RECORDS FOR THIS EXERCISE:
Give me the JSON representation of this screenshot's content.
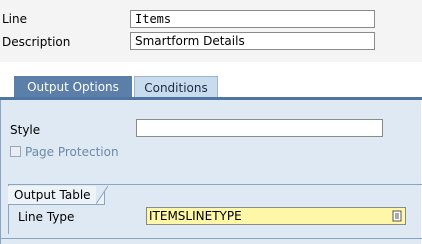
{
  "header": {
    "line_label": "Line",
    "line_value": "Items",
    "description_label": "Description",
    "description_value": "Smartform Details"
  },
  "tabs": [
    {
      "label": "Output Options",
      "active": true
    },
    {
      "label": "Conditions",
      "active": false
    }
  ],
  "output_options": {
    "style_label": "Style",
    "style_value": "",
    "page_protection_label": "Page Protection",
    "page_protection_checked": false,
    "output_table_title": "Output Table",
    "line_type_label": "Line Type",
    "line_type_value": "ITEMSLINETYPE"
  }
}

WRITTEN TASK: Can the entries above be repeated exactly, without their pictures?

SOLUTION:
Give me the JSON representation of this screenshot's content.
{
  "header": {
    "line_label": "Line",
    "line_value": "Items",
    "description_label": "Description",
    "description_value": "Smartform Details"
  },
  "tabs": [
    {
      "label": "Output Options",
      "active": true
    },
    {
      "label": "Conditions",
      "active": false
    }
  ],
  "output_options": {
    "style_label": "Style",
    "style_value": "",
    "page_protection_label": "Page Protection",
    "page_protection_checked": false,
    "output_table_title": "Output Table",
    "line_type_label": "Line Type",
    "line_type_value": "ITEMSLINETYPE"
  }
}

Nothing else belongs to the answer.